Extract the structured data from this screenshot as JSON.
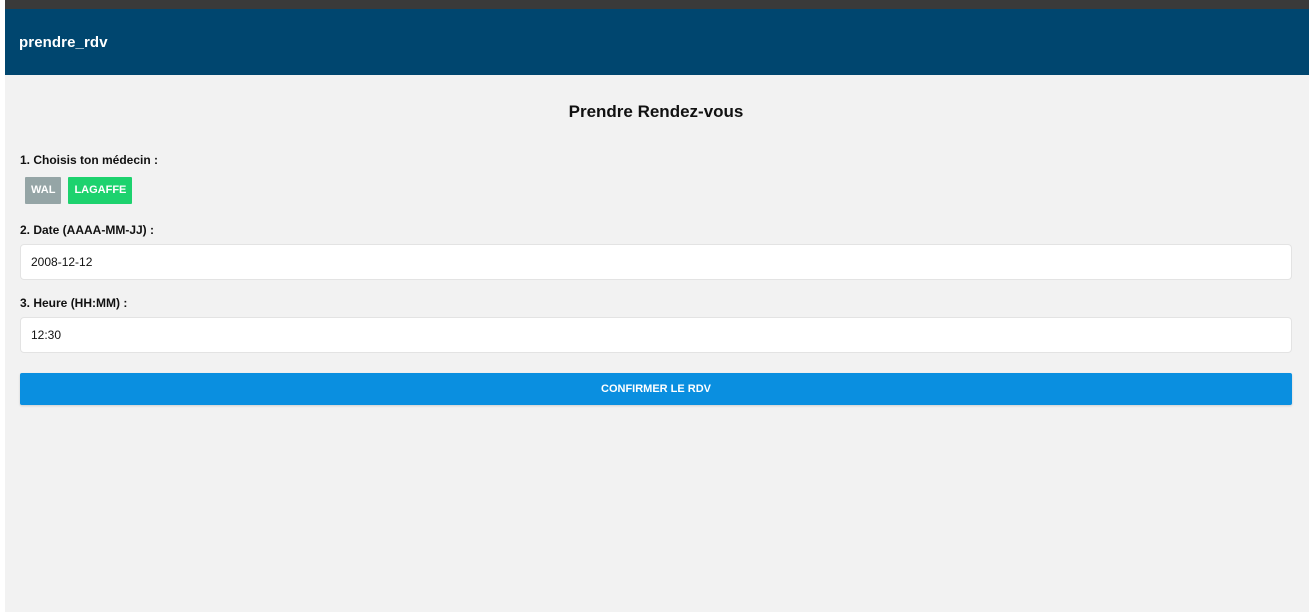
{
  "header": {
    "title": "prendre_rdv"
  },
  "page": {
    "title": "Prendre Rendez-vous"
  },
  "doctor": {
    "label": "1. Choisis ton médecin :",
    "options": [
      {
        "label": "WAL",
        "selected": false
      },
      {
        "label": "LAGAFFE",
        "selected": true
      }
    ]
  },
  "date": {
    "label": "2. Date (AAAA-MM-JJ) :",
    "value": "2008-12-12"
  },
  "time": {
    "label": "3. Heure (HH:MM) :",
    "value": "12:30"
  },
  "confirm": {
    "label": "CONFIRMER LE RDV"
  },
  "colors": {
    "header_bg": "#00466f",
    "selected_doctor": "#1dd26e",
    "unselected_doctor": "#95a5a6",
    "confirm_button": "#0a8fe0",
    "page_bg": "#f2f2f2"
  }
}
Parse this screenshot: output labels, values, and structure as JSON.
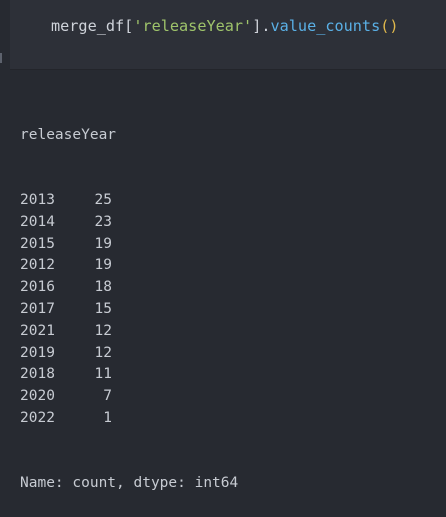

^^^^^^^^

* _INSTRUCTIONS TO FOLLOW_:
Transcribe every line from the records above without alteration, and leave out the images.

* _COMPLETE RESPONSE_:
Extract the structured data from this screenshot as JSON.
{
  "header": {
    "title": "prendre_rdv"
  },
  "page": {
    "title": "Prendre Rendez-vous"
  },
  "doctor": {
    "label": "1. Choisis ton médecin :",
    "options": [
      {
        "label": "WAL",
        "selected": false
      },
      {
        "label": "LAGAFFE",
        "selected": true
      }
    ]
  },
  "date": {
    "label": "2. Date (AAAA-MM-JJ) :",
    "value": "2008-12-12"
  },
  "time": {
    "label": "3. Heure (HH:MM) :",
    "value": "12:30"
  },
  "confirm": {
    "label": "CONFIRMER LE RDV"
  },
  "colors": {
    "header_bg": "#00466f",
    "selected_doctor": "#1dd26e",
    "unselected_doctor": "#95a5a6",
    "confirm_button": "#0a8fe0",
    "page_bg": "#f2f2f2"
  }
}
Parse this screenshot: output labels, values, and structure as JSON.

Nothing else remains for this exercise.